● **PROMPT**
Scan the lines below for the string "about" and copy every one that has it.

● **EXERCISE MATERIALS**

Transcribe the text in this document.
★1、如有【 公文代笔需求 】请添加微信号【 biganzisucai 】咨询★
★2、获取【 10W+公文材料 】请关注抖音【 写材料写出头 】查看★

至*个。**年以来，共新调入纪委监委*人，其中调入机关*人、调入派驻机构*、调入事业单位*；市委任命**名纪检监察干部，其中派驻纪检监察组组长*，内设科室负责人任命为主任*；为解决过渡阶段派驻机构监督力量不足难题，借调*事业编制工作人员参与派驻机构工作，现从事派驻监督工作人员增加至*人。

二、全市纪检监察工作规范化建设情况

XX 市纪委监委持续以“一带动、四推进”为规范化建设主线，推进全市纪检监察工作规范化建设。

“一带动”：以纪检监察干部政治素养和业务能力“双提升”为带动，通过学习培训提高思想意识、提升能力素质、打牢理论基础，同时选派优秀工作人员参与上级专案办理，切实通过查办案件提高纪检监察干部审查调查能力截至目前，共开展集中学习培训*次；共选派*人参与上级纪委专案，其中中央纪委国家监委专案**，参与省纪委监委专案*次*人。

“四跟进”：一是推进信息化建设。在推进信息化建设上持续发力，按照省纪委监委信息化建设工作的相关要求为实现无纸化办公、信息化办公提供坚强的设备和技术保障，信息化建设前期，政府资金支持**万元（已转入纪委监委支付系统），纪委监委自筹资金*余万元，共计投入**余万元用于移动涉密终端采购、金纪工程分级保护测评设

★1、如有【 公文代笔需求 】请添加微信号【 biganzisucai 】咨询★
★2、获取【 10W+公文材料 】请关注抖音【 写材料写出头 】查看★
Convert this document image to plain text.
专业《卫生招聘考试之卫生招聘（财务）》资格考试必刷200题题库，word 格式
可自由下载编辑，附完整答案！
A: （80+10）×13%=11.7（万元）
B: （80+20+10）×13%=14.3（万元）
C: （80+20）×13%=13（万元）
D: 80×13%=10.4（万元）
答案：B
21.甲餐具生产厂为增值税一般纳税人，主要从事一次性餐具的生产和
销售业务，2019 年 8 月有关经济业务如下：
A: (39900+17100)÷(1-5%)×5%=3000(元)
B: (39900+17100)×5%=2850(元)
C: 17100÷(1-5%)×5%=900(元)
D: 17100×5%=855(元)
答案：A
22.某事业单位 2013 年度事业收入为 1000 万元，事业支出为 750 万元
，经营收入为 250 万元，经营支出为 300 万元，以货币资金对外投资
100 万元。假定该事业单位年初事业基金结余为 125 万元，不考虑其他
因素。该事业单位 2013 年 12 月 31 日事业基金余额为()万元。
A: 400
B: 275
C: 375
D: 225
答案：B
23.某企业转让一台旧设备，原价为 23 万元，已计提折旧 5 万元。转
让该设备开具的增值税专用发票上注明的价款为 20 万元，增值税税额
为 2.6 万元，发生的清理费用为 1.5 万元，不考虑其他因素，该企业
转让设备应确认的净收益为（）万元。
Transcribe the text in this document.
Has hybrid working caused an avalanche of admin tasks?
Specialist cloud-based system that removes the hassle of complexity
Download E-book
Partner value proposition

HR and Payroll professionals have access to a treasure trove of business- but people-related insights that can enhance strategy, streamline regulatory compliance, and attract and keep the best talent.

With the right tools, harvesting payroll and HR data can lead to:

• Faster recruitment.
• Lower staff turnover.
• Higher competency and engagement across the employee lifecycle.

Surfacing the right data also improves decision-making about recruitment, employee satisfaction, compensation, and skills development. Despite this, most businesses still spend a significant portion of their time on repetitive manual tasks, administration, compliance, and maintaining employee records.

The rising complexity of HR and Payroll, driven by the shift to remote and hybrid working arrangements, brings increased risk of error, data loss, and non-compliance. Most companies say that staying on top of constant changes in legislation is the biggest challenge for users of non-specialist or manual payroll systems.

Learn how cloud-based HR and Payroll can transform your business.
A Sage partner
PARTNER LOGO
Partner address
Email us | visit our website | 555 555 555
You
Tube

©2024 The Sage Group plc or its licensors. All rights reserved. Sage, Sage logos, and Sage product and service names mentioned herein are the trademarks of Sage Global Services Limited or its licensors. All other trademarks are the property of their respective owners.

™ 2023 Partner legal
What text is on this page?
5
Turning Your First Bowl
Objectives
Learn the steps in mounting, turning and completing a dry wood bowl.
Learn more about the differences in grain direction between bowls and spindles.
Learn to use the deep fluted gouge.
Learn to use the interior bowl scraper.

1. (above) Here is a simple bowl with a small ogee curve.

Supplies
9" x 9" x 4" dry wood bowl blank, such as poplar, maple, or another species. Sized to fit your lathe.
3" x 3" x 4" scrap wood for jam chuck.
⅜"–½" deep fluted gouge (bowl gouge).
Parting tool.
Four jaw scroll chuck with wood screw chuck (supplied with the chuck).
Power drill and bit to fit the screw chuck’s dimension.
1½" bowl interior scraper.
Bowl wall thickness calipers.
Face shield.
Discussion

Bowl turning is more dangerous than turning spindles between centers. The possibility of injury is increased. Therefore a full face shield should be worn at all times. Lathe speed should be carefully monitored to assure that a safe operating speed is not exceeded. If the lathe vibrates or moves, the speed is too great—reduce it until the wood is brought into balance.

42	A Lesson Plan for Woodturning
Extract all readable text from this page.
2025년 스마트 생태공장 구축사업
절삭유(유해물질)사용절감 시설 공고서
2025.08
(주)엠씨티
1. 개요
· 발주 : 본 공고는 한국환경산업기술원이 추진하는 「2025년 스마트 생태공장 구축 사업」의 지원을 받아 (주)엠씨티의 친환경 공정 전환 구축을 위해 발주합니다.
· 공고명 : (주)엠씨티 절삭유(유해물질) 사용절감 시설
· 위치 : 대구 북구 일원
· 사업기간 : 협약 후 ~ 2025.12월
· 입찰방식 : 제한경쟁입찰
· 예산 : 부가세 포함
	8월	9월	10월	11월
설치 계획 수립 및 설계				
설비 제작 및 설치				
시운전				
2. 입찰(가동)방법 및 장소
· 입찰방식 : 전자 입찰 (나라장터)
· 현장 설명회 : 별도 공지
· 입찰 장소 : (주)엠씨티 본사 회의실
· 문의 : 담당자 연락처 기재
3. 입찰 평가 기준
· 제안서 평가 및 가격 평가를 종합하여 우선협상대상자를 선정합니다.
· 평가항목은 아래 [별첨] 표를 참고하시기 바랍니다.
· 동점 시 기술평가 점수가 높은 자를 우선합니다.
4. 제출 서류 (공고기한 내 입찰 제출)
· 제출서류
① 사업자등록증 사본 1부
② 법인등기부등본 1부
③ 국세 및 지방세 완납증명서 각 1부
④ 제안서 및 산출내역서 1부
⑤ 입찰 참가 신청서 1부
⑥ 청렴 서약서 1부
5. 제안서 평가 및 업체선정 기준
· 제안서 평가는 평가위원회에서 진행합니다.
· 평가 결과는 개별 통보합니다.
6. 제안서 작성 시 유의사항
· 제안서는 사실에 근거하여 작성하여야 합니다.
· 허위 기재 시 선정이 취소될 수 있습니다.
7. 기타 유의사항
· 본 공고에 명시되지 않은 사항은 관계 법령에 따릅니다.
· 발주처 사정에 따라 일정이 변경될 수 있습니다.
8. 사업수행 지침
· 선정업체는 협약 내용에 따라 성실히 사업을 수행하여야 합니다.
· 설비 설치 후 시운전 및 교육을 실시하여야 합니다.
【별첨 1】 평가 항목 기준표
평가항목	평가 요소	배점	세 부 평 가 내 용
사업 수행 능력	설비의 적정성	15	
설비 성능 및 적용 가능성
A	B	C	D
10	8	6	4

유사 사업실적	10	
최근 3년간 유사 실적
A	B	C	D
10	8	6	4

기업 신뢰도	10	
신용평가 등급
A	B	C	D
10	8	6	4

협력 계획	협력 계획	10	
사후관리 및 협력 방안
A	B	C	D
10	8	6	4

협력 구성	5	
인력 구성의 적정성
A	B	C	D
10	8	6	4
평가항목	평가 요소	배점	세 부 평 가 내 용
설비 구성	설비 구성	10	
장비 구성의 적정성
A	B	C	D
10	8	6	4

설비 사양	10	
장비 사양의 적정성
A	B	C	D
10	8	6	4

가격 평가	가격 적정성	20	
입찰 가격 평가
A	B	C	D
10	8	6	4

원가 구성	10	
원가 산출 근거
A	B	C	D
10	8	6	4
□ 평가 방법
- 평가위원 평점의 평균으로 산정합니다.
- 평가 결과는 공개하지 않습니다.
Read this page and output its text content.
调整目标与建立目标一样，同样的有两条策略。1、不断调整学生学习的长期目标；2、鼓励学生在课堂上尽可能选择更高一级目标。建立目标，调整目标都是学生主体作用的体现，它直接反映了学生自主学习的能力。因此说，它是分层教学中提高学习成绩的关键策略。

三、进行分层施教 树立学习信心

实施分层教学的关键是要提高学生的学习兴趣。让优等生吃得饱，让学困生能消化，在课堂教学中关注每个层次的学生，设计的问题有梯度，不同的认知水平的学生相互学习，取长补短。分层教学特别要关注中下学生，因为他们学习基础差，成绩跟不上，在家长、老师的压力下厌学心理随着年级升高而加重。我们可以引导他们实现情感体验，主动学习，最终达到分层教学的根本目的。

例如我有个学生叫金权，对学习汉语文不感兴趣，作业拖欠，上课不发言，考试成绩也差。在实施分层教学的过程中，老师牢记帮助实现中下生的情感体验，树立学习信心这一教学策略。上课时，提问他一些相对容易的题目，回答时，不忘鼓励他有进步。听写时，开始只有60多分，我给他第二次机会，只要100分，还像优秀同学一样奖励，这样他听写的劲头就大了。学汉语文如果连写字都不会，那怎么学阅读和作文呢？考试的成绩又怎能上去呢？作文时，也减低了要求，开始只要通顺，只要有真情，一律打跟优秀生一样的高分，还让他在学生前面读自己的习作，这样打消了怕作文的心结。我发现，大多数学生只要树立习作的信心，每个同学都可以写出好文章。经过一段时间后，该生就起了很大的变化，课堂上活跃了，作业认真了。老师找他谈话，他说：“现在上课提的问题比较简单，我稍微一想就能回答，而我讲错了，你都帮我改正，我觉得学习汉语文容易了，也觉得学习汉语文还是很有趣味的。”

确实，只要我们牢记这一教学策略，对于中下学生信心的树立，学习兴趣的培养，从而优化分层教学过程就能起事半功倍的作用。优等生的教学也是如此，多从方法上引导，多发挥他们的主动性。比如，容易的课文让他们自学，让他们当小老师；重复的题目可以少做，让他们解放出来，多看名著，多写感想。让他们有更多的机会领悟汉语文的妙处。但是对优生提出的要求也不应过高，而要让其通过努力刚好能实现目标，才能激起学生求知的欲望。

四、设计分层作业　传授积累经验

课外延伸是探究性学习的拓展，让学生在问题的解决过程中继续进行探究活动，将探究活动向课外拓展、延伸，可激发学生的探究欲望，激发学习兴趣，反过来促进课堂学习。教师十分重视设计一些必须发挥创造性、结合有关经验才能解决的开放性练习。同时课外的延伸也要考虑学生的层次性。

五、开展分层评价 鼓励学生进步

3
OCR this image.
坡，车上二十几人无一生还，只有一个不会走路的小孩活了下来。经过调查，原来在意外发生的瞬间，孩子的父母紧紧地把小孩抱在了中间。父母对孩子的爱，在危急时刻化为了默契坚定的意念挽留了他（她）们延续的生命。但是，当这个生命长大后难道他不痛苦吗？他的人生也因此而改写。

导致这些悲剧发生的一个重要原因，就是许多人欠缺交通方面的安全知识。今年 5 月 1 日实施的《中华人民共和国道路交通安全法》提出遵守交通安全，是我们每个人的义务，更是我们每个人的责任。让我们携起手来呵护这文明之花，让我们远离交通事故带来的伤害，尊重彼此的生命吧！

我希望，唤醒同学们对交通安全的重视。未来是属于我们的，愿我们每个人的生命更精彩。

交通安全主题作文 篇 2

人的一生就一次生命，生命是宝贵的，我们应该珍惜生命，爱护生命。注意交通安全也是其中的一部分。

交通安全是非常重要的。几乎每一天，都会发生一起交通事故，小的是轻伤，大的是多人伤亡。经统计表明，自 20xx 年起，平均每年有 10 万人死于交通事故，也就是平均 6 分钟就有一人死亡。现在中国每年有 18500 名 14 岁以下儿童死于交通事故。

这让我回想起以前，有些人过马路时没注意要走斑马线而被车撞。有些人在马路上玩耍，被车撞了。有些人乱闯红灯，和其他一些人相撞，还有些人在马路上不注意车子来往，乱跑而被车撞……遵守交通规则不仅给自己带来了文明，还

● **RESULT OF THIS TASK**
Surfacing the right data also improves decision-making about recruitment, employee satisfaction, compensation, and skills development. Despite this, most businesses still spend a significant portion of their time on repetitive manual tasks, administration, compliance, and maintaining employee records.
Learn more about the differences in grain direction between bowls and spindles.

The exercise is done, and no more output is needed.